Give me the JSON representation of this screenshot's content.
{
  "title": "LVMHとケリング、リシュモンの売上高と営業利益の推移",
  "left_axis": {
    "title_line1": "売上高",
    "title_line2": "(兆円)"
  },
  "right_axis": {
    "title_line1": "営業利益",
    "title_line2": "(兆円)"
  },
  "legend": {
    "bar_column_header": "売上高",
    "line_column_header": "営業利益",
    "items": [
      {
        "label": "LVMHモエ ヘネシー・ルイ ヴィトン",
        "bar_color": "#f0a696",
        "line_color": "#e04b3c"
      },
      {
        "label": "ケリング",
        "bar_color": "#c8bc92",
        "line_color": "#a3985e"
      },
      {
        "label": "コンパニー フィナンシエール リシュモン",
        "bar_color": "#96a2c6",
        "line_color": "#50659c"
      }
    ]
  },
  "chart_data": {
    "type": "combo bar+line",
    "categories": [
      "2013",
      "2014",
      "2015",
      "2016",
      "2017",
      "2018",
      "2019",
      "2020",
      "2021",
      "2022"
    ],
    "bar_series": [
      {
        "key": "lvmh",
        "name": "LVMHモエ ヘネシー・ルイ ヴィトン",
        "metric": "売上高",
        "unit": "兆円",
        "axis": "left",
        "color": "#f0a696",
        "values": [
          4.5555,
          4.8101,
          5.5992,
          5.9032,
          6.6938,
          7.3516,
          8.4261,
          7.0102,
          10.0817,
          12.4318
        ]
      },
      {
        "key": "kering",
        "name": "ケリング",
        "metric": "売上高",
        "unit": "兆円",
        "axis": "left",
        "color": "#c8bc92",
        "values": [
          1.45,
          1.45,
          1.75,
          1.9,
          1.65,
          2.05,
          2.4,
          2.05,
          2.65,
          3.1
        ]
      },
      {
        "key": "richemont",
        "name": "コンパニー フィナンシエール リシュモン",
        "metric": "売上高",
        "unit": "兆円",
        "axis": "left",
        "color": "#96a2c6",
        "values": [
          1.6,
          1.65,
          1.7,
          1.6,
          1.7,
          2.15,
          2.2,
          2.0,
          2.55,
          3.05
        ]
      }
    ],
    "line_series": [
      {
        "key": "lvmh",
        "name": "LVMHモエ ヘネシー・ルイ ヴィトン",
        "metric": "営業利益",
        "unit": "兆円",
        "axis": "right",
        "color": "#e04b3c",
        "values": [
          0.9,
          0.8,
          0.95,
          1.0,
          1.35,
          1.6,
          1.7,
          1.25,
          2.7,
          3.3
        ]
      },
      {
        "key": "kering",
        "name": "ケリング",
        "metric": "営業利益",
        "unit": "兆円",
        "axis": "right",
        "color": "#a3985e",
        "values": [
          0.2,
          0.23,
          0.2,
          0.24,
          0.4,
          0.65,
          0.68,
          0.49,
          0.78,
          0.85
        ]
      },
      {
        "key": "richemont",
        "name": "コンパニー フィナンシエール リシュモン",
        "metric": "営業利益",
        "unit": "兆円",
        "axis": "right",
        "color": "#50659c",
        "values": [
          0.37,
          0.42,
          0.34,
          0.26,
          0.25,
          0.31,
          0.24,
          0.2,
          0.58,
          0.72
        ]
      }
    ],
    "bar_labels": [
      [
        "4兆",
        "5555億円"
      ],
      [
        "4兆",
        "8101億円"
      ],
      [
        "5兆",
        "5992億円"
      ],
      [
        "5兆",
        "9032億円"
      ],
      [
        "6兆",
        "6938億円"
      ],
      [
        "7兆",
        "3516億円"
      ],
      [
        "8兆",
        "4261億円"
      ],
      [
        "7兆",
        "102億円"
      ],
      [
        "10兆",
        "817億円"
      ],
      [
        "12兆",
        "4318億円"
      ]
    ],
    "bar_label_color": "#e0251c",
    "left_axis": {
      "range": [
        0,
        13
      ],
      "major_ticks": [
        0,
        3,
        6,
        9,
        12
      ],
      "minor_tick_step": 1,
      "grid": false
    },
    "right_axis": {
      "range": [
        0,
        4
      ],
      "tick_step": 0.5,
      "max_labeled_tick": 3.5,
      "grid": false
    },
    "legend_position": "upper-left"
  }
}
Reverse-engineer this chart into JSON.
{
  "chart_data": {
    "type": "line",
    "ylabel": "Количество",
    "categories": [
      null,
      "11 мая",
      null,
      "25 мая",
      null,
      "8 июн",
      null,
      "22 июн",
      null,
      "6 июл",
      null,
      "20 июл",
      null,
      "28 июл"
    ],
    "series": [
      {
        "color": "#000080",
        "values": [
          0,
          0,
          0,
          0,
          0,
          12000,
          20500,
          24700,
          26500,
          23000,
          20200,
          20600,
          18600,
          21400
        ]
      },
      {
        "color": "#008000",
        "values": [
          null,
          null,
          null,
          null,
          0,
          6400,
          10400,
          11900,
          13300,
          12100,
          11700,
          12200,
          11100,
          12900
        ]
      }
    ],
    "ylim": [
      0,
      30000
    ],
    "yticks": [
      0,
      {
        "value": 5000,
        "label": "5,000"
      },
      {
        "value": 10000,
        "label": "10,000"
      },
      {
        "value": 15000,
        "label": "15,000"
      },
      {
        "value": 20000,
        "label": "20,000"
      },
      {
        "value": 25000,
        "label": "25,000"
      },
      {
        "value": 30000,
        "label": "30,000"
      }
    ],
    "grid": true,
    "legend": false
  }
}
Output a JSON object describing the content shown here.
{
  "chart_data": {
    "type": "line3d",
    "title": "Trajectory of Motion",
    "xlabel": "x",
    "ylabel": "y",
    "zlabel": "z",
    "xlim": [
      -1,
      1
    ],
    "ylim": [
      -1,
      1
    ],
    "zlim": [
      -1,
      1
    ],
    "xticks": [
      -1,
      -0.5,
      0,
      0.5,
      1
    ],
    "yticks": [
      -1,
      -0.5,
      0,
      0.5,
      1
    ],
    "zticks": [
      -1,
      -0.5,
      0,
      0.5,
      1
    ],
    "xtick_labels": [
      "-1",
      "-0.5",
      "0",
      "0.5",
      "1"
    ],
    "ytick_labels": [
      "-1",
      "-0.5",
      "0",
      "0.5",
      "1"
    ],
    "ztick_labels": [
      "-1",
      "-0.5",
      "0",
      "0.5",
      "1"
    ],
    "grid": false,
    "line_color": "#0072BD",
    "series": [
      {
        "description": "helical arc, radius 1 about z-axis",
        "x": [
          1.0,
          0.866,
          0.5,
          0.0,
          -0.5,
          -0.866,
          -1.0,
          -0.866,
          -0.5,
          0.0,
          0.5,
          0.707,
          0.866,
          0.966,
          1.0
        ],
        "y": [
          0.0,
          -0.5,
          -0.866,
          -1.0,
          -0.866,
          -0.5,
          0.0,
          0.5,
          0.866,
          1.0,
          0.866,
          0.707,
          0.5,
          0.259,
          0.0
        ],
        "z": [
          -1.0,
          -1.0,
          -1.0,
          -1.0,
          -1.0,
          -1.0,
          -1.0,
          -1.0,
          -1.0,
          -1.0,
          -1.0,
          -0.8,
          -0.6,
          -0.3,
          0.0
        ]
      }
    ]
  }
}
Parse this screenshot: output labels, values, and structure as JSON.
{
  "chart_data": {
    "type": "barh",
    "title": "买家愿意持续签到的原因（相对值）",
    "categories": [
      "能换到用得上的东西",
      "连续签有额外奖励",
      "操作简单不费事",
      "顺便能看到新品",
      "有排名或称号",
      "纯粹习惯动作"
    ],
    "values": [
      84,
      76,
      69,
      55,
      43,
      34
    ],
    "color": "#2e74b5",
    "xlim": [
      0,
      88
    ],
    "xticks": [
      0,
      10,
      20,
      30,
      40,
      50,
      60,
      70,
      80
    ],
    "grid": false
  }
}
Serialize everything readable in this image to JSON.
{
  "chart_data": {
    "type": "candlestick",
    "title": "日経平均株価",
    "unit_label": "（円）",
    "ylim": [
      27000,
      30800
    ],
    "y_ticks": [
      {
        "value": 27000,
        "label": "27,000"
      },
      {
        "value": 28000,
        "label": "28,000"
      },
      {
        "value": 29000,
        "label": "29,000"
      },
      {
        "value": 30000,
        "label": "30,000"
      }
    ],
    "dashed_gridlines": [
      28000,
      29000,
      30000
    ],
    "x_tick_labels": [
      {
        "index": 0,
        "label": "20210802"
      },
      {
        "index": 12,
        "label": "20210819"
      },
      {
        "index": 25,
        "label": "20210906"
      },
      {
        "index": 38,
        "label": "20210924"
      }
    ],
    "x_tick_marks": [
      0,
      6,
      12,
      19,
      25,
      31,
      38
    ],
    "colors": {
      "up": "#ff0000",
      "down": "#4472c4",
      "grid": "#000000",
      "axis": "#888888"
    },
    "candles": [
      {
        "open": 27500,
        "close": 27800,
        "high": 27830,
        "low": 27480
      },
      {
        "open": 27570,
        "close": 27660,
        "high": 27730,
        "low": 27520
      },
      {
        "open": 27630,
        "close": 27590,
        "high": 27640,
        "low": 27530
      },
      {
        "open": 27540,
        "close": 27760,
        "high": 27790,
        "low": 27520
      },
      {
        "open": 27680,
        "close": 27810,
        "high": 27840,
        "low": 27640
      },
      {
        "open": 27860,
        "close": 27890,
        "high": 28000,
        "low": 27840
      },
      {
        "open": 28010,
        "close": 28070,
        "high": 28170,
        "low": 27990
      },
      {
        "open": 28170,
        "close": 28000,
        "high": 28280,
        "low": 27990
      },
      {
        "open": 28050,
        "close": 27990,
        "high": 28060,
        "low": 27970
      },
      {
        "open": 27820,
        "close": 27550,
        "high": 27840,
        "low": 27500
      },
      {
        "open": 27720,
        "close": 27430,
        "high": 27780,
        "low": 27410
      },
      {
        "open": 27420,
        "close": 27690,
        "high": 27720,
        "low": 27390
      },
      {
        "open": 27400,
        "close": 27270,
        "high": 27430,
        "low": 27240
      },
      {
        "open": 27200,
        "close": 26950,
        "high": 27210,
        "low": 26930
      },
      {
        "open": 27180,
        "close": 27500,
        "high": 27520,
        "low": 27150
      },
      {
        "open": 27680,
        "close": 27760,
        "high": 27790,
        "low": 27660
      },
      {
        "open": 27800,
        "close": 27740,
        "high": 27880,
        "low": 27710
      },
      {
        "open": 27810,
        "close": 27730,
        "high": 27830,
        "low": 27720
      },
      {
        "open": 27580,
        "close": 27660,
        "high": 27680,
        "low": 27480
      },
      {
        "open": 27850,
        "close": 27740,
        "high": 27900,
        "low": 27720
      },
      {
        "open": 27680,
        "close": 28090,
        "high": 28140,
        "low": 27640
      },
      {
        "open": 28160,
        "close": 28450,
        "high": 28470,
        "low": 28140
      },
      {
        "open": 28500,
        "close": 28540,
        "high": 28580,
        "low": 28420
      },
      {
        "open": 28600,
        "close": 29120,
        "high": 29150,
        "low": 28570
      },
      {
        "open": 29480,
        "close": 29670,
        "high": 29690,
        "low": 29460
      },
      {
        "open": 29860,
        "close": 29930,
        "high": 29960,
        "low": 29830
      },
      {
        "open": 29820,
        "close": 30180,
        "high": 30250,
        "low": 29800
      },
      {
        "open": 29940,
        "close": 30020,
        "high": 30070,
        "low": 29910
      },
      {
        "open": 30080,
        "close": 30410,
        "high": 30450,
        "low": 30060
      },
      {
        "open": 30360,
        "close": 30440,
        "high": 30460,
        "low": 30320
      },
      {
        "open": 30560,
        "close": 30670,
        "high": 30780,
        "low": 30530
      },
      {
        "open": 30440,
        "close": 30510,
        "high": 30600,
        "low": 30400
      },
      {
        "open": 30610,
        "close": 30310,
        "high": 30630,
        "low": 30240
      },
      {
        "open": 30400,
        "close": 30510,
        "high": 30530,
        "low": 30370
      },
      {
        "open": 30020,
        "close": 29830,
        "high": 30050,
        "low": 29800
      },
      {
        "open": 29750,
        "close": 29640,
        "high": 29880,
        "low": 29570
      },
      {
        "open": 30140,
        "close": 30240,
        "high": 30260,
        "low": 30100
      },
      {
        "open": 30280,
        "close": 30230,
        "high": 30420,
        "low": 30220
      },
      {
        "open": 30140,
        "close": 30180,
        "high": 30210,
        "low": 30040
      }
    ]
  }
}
________________________
> [Your goal]:
Copy each line that holds the word "this".

> [Written response]:
Give me the JSON representation of this screenshot's content.
Reverse-engineer this chart into JSON.
Parse this screenshot: output labels, values, and structure as JSON.
Serialize everything readable in this image to JSON.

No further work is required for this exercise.